● **Exercise goal**: Return each line containing "What".
= = = =
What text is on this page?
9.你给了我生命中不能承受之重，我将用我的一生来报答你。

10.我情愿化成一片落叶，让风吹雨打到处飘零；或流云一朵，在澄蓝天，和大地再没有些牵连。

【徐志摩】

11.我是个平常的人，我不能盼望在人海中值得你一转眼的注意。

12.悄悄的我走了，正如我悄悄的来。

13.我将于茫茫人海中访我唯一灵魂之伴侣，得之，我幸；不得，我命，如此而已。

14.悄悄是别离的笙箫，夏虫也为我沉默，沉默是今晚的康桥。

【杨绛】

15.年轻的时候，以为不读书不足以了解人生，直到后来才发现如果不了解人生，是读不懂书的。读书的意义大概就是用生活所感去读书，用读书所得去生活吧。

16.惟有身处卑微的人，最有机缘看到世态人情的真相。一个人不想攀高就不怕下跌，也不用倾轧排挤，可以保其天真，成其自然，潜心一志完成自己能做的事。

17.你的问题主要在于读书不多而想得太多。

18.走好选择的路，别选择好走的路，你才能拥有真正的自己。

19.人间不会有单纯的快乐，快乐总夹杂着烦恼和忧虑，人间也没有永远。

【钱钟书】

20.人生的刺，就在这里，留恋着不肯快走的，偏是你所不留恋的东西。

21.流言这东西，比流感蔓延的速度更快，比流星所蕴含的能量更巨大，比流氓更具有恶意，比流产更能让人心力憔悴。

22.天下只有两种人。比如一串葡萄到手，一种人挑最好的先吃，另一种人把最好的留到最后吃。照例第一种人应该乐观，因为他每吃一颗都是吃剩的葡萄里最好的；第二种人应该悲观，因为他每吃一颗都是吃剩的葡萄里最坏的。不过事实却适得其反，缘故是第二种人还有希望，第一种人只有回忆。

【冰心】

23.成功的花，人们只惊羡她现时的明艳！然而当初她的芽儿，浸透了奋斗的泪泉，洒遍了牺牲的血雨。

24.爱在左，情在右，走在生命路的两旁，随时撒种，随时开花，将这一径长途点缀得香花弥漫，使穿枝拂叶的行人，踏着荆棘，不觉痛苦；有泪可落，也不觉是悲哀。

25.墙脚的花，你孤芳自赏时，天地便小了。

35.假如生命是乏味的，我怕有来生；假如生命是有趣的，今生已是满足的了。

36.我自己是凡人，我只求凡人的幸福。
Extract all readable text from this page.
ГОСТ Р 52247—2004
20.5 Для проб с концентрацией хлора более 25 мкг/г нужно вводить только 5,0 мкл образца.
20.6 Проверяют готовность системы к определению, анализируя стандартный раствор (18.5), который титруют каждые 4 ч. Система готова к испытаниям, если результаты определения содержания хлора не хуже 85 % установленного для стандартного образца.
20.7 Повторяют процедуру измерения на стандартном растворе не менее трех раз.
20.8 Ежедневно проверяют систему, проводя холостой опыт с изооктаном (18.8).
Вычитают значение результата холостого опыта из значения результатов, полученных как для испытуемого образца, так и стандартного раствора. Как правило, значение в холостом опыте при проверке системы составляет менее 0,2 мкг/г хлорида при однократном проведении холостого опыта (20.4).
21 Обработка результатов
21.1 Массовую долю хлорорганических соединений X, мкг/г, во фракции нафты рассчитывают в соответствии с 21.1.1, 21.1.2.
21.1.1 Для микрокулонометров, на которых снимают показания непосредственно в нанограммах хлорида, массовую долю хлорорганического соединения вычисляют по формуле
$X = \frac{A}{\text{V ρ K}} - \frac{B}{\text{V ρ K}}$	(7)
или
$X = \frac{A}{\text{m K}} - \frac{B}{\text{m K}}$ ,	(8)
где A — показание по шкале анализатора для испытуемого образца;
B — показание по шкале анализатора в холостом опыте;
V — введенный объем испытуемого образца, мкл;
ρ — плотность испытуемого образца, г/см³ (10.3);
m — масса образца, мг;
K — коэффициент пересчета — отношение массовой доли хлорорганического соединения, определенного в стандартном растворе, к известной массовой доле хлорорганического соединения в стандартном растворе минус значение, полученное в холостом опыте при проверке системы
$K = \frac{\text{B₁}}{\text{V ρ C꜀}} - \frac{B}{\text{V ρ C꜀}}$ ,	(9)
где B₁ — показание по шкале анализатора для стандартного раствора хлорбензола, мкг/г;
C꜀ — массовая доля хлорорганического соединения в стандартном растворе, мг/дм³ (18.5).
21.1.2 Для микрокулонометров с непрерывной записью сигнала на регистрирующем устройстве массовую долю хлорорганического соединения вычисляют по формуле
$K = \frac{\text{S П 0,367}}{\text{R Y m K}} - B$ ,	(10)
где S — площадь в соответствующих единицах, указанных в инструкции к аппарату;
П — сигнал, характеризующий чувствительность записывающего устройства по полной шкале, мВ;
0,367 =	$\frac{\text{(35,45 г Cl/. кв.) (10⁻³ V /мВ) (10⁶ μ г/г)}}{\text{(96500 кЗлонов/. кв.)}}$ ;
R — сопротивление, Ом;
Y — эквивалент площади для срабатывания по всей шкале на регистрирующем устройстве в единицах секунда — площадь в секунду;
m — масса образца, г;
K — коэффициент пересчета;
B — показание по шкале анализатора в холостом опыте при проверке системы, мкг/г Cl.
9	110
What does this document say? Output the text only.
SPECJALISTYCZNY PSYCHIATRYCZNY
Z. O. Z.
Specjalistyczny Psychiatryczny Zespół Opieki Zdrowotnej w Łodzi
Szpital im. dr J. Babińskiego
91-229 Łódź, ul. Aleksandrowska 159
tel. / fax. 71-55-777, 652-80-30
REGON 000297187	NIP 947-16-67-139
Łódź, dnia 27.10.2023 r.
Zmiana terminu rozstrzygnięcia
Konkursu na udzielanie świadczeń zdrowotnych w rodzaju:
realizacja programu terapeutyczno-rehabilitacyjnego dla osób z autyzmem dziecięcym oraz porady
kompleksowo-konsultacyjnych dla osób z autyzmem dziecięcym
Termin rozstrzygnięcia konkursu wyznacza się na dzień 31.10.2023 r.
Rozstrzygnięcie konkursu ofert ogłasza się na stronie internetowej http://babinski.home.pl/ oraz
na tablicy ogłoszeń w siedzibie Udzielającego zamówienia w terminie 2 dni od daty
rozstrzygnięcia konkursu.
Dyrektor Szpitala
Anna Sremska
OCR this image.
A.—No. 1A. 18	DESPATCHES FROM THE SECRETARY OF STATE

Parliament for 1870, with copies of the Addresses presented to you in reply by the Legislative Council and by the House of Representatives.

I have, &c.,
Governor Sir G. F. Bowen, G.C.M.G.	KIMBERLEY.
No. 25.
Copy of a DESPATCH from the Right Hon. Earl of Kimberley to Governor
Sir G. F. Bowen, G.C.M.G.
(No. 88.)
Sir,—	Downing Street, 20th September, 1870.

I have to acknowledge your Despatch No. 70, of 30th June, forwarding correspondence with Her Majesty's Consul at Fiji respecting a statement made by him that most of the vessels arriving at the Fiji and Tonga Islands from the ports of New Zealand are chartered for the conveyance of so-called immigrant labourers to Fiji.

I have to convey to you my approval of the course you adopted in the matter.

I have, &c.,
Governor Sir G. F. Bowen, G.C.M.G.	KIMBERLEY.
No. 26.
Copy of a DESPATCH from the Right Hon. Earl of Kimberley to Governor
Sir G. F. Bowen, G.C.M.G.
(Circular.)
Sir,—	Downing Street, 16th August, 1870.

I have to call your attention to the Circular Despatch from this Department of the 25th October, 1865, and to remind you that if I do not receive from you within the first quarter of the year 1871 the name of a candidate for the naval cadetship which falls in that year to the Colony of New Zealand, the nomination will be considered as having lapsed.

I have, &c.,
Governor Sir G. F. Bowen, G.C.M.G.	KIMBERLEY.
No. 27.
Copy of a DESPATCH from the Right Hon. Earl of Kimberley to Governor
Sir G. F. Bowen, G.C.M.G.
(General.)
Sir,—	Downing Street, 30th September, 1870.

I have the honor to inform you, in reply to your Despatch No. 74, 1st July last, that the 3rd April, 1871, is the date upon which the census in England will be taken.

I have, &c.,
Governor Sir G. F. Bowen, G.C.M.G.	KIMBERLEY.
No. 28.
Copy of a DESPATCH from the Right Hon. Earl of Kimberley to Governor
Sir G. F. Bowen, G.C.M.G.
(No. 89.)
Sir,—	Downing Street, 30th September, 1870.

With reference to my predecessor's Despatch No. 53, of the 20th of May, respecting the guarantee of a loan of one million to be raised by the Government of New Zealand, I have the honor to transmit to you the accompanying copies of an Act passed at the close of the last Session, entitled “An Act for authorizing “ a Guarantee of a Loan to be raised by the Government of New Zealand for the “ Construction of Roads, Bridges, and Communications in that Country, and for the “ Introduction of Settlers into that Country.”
= = = =
● **Solved problem**:
What text is on this page?
What does this document say? Output the text only.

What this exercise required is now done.